Provided information>
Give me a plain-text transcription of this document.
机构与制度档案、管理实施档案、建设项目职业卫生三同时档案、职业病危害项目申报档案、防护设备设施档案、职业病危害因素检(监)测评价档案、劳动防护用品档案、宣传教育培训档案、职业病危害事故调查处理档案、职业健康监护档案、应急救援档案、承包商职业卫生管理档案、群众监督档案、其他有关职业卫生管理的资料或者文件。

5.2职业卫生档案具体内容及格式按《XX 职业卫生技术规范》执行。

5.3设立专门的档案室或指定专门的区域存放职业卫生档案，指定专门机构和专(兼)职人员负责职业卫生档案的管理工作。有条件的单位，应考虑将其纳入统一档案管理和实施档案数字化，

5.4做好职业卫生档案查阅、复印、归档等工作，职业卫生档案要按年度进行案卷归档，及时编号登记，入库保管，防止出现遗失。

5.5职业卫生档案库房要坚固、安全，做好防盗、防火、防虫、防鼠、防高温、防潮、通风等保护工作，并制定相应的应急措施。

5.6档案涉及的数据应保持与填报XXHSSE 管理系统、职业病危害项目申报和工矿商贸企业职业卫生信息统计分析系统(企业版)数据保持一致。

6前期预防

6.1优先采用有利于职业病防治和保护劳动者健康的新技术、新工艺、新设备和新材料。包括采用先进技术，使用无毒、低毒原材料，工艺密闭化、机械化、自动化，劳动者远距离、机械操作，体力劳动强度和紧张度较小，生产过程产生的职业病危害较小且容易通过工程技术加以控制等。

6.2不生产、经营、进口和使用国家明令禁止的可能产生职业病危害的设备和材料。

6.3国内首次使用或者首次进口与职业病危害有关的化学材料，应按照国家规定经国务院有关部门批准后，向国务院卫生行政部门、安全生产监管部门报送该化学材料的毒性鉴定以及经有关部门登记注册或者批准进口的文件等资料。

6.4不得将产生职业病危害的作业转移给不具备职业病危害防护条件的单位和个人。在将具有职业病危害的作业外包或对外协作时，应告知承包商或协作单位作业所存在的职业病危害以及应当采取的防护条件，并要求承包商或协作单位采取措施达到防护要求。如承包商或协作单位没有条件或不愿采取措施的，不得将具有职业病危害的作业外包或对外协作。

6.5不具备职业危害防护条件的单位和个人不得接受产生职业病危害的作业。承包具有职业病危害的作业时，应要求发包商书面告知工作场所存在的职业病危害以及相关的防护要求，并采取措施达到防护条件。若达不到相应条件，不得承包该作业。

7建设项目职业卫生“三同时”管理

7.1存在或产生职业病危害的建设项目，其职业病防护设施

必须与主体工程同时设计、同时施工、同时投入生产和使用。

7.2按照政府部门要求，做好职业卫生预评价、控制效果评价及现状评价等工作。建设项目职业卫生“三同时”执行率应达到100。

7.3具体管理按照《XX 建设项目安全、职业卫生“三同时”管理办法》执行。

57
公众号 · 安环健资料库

Your goal> Copy out the whole listing exactly; please set it all down.

Worked answer>
Give me a plain-text transcription of this document.
机构与制度档案、管理实施档案、建设项目职业卫生三同时档案、职业病危害项目申报档案、防护设备设施档案、职业病危害因素检(监)测评价档案、劳动防护用品档案、宣传教育培训档案、职业病危害事故调查处理档案、职业健康监护档案、应急救援档案、承包商职业卫生管理档案、群众监督档案、其他有关职业卫生管理的资料或者文件。

5.2职业卫生档案具体内容及格式按《XX 职业卫生技术规范》执行。

5.3设立专门的档案室或指定专门的区域存放职业卫生档案，指定专门机构和专(兼)职人员负责职业卫生档案的管理工作。有条件的单位，应考虑将其纳入统一档案管理和实施档案数字化，

5.4做好职业卫生档案查阅、复印、归档等工作，职业卫生档案要按年度进行案卷归档，及时编号登记，入库保管，防止出现遗失。

5.5职业卫生档案库房要坚固、安全，做好防盗、防火、防虫、防鼠、防高温、防潮、通风等保护工作，并制定相应的应急措施。

5.6档案涉及的数据应保持与填报XXHSSE 管理系统、职业病危害项目申报和工矿商贸企业职业卫生信息统计分析系统(企业版)数据保持一致。

6前期预防

6.1优先采用有利于职业病防治和保护劳动者健康的新技术、新工艺、新设备和新材料。包括采用先进技术，使用无毒、低毒原材料，工艺密闭化、机械化、自动化，劳动者远距离、机械操作，体力劳动强度和紧张度较小，生产过程产生的职业病危害较小且容易通过工程技术加以控制等。

6.2不生产、经营、进口和使用国家明令禁止的可能产生职业病危害的设备和材料。

6.3国内首次使用或者首次进口与职业病危害有关的化学材料，应按照国家规定经国务院有关部门批准后，向国务院卫生行政部门、安全生产监管部门报送该化学材料的毒性鉴定以及经有关部门登记注册或者批准进口的文件等资料。

6.4不得将产生职业病危害的作业转移给不具备职业病危害防护条件的单位和个人。在将具有职业病危害的作业外包或对外协作时，应告知承包商或协作单位作业所存在的职业病危害以及应当采取的防护条件，并要求承包商或协作单位采取措施达到防护要求。如承包商或协作单位没有条件或不愿采取措施的，不得将具有职业病危害的作业外包或对外协作。

6.5不具备职业危害防护条件的单位和个人不得接受产生职业病危害的作业。承包具有职业病危害的作业时，应要求发包商书面告知工作场所存在的职业病危害以及相关的防护要求，并采取措施达到防护条件。若达不到相应条件，不得承包该作业。

7建设项目职业卫生“三同时”管理

7.1存在或产生职业病危害的建设项目，其职业病防护设施

必须与主体工程同时设计、同时施工、同时投入生产和使用。

7.2按照政府部门要求，做好职业卫生预评价、控制效果评价及现状评价等工作。建设项目职业卫生“三同时”执行率应达到100。

7.3具体管理按照《XX 建设项目安全、职业卫生“三同时”管理办法》执行。

57
公众号 · 安环健资料库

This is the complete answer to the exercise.